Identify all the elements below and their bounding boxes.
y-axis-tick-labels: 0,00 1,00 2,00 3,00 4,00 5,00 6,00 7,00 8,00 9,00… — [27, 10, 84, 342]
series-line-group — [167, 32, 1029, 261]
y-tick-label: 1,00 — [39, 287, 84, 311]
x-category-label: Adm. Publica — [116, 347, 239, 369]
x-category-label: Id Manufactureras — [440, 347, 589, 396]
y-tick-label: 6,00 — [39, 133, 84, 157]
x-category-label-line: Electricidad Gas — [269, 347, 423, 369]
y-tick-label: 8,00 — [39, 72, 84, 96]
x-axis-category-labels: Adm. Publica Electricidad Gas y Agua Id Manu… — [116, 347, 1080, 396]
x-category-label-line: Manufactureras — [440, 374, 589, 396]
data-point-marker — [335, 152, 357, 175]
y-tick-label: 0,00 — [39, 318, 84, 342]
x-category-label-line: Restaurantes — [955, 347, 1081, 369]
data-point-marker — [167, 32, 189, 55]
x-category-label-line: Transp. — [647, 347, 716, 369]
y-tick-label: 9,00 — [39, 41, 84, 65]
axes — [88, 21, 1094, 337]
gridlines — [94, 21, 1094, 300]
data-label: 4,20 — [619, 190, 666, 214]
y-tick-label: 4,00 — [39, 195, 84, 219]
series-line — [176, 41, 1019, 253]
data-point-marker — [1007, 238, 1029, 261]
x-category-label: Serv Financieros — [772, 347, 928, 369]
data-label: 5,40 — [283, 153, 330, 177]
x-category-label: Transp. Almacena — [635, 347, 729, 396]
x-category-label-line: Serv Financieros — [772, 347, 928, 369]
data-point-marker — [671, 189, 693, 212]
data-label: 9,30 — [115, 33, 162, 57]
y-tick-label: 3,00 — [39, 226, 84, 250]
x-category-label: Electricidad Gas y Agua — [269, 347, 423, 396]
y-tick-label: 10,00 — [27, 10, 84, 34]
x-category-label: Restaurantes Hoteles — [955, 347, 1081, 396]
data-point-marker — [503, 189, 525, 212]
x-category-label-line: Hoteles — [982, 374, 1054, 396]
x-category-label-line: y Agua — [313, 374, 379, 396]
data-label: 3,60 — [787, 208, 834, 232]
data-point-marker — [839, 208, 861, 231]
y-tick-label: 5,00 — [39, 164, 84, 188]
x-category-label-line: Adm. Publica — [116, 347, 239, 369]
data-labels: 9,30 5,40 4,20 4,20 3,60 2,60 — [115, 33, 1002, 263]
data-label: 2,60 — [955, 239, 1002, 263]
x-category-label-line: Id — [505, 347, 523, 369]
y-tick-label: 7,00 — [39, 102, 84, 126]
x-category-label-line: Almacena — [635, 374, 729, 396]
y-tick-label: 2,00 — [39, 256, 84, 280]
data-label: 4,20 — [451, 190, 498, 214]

+ + + +

WRITTEN EXERCISE:
Copy the lines of the listing above, starting at its first line and ending with the line that contains "data-point-marker — [1007, 238, 1029, 261]", including both of those lines.

ANSWER TO THE TASK:
Identify all the elements below and their bounding boxes.
y-axis-tick-labels: 0,00 1,00 2,00 3,00 4,00 5,00 6,00 7,00 8,00 9,00… — [27, 10, 84, 342]
series-line-group — [167, 32, 1029, 261]
y-tick-label: 1,00 — [39, 287, 84, 311]
x-category-label: Adm. Publica — [116, 347, 239, 369]
x-category-label: Id Manufactureras — [440, 347, 589, 396]
y-tick-label: 6,00 — [39, 133, 84, 157]
x-category-label-line: Electricidad Gas — [269, 347, 423, 369]
y-tick-label: 8,00 — [39, 72, 84, 96]
x-axis-category-labels: Adm. Publica Electricidad Gas y Agua Id Manu… — [116, 347, 1080, 396]
x-category-label-line: Manufactureras — [440, 374, 589, 396]
data-point-marker — [335, 152, 357, 175]
y-tick-label: 0,00 — [39, 318, 84, 342]
x-category-label-line: Restaurantes — [955, 347, 1081, 369]
data-point-marker — [167, 32, 189, 55]
x-category-label-line: Transp. — [647, 347, 716, 369]
y-tick-label: 9,00 — [39, 41, 84, 65]
axes — [88, 21, 1094, 337]
gridlines — [94, 21, 1094, 300]
data-label: 4,20 — [619, 190, 666, 214]
y-tick-label: 4,00 — [39, 195, 84, 219]
series-line — [176, 41, 1019, 253]
data-point-marker — [1007, 238, 1029, 261]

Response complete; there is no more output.